> _DATA LINES_:
*-*-*
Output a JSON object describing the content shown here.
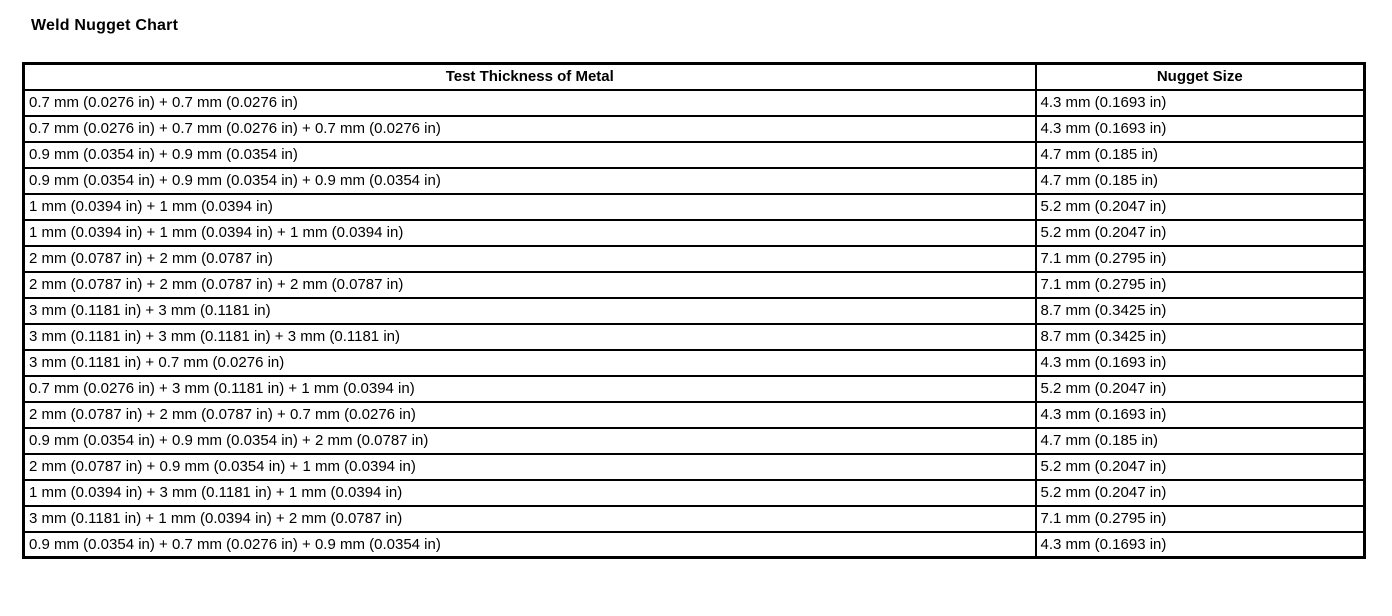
{
  "title": "Weld Nugget Chart",
  "table": {
    "columns": [
      "Test Thickness of Metal",
      "Nugget Size"
    ],
    "rows": [
      {
        "test_thickness": "0.7 mm (0.0276 in) + 0.7 mm (0.0276 in)",
        "nugget_size": "4.3 mm (0.1693 in)"
      },
      {
        "test_thickness": "0.7 mm (0.0276 in) + 0.7 mm (0.0276 in) + 0.7 mm (0.0276 in)",
        "nugget_size": "4.3 mm (0.1693 in)"
      },
      {
        "test_thickness": "0.9 mm (0.0354 in) + 0.9 mm (0.0354 in)",
        "nugget_size": "4.7 mm (0.185 in)"
      },
      {
        "test_thickness": "0.9 mm (0.0354 in) + 0.9 mm (0.0354 in) + 0.9 mm (0.0354 in)",
        "nugget_size": "4.7 mm (0.185 in)"
      },
      {
        "test_thickness": "1 mm (0.0394 in) + 1 mm (0.0394 in)",
        "nugget_size": "5.2 mm (0.2047 in)"
      },
      {
        "test_thickness": "1 mm (0.0394 in) + 1 mm (0.0394 in) + 1 mm (0.0394 in)",
        "nugget_size": "5.2 mm (0.2047 in)"
      },
      {
        "test_thickness": "2 mm (0.0787 in) + 2 mm (0.0787 in)",
        "nugget_size": "7.1 mm (0.2795 in)"
      },
      {
        "test_thickness": "2 mm (0.0787 in) + 2 mm (0.0787 in) + 2 mm (0.0787 in)",
        "nugget_size": "7.1 mm (0.2795 in)"
      },
      {
        "test_thickness": "3 mm (0.1181 in) + 3 mm (0.1181 in)",
        "nugget_size": "8.7 mm (0.3425 in)"
      },
      {
        "test_thickness": "3 mm (0.1181 in) + 3 mm (0.1181 in) + 3 mm (0.1181 in)",
        "nugget_size": "8.7 mm (0.3425 in)"
      },
      {
        "test_thickness": "3 mm (0.1181 in) + 0.7 mm (0.0276 in)",
        "nugget_size": "4.3 mm (0.1693 in)"
      },
      {
        "test_thickness": "0.7 mm (0.0276 in) + 3 mm (0.1181 in) + 1 mm (0.0394 in)",
        "nugget_size": "5.2 mm (0.2047 in)"
      },
      {
        "test_thickness": "2 mm (0.0787 in) + 2 mm (0.0787 in) + 0.7 mm (0.0276 in)",
        "nugget_size": "4.3 mm (0.1693 in)"
      },
      {
        "test_thickness": "0.9 mm (0.0354 in) + 0.9 mm (0.0354 in) + 2 mm (0.0787 in)",
        "nugget_size": "4.7 mm (0.185 in)"
      },
      {
        "test_thickness": "2 mm (0.0787 in) + 0.9 mm (0.0354 in) + 1 mm (0.0394 in)",
        "nugget_size": "5.2 mm (0.2047 in)"
      },
      {
        "test_thickness": "1 mm (0.0394 in) + 3 mm (0.1181 in) + 1 mm (0.0394 in)",
        "nugget_size": "5.2 mm (0.2047 in)"
      },
      {
        "test_thickness": "3 mm (0.1181 in) + 1 mm (0.0394 in) + 2 mm (0.0787 in)",
        "nugget_size": "7.1 mm (0.2795 in)"
      },
      {
        "test_thickness": "0.9 mm (0.0354 in) + 0.7 mm (0.0276 in) + 0.9 mm (0.0354 in)",
        "nugget_size": "4.3 mm (0.1693 in)"
      }
    ],
    "border_color": "#000000"
  }
}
*-*-*
> _CHALLENGE_:
Pictures are not part of the copy; reproduce everything else in the records exactly.

> _TASK OUTPUT_:
Output a JSON object describing the content shown here.
{
  "title": "Weld Nugget Chart",
  "table": {
    "columns": [
      "Test Thickness of Metal",
      "Nugget Size"
    ],
    "rows": [
      {
        "test_thickness": "0.7 mm (0.0276 in) + 0.7 mm (0.0276 in)",
        "nugget_size": "4.3 mm (0.1693 in)"
      },
      {
        "test_thickness": "0.7 mm (0.0276 in) + 0.7 mm (0.0276 in) + 0.7 mm (0.0276 in)",
        "nugget_size": "4.3 mm (0.1693 in)"
      },
      {
        "test_thickness": "0.9 mm (0.0354 in) + 0.9 mm (0.0354 in)",
        "nugget_size": "4.7 mm (0.185 in)"
      },
      {
        "test_thickness": "0.9 mm (0.0354 in) + 0.9 mm (0.0354 in) + 0.9 mm (0.0354 in)",
        "nugget_size": "4.7 mm (0.185 in)"
      },
      {
        "test_thickness": "1 mm (0.0394 in) + 1 mm (0.0394 in)",
        "nugget_size": "5.2 mm (0.2047 in)"
      },
      {
        "test_thickness": "1 mm (0.0394 in) + 1 mm (0.0394 in) + 1 mm (0.0394 in)",
        "nugget_size": "5.2 mm (0.2047 in)"
      },
      {
        "test_thickness": "2 mm (0.0787 in) + 2 mm (0.0787 in)",
        "nugget_size": "7.1 mm (0.2795 in)"
      },
      {
        "test_thickness": "2 mm (0.0787 in) + 2 mm (0.0787 in) + 2 mm (0.0787 in)",
        "nugget_size": "7.1 mm (0.2795 in)"
      },
      {
        "test_thickness": "3 mm (0.1181 in) + 3 mm (0.1181 in)",
        "nugget_size": "8.7 mm (0.3425 in)"
      },
      {
        "test_thickness": "3 mm (0.1181 in) + 3 mm (0.1181 in) + 3 mm (0.1181 in)",
        "nugget_size": "8.7 mm (0.3425 in)"
      },
      {
        "test_thickness": "3 mm (0.1181 in) + 0.7 mm (0.0276 in)",
        "nugget_size": "4.3 mm (0.1693 in)"
      },
      {
        "test_thickness": "0.7 mm (0.0276 in) + 3 mm (0.1181 in) + 1 mm (0.0394 in)",
        "nugget_size": "5.2 mm (0.2047 in)"
      },
      {
        "test_thickness": "2 mm (0.0787 in) + 2 mm (0.0787 in) + 0.7 mm (0.0276 in)",
        "nugget_size": "4.3 mm (0.1693 in)"
      },
      {
        "test_thickness": "0.9 mm (0.0354 in) + 0.9 mm (0.0354 in) + 2 mm (0.0787 in)",
        "nugget_size": "4.7 mm (0.185 in)"
      },
      {
        "test_thickness": "2 mm (0.0787 in) + 0.9 mm (0.0354 in) + 1 mm (0.0394 in)",
        "nugget_size": "5.2 mm (0.2047 in)"
      },
      {
        "test_thickness": "1 mm (0.0394 in) + 3 mm (0.1181 in) + 1 mm (0.0394 in)",
        "nugget_size": "5.2 mm (0.2047 in)"
      },
      {
        "test_thickness": "3 mm (0.1181 in) + 1 mm (0.0394 in) + 2 mm (0.0787 in)",
        "nugget_size": "7.1 mm (0.2795 in)"
      },
      {
        "test_thickness": "0.9 mm (0.0354 in) + 0.7 mm (0.0276 in) + 0.9 mm (0.0354 in)",
        "nugget_size": "4.3 mm (0.1693 in)"
      }
    ],
    "border_color": "#000000"
  }
}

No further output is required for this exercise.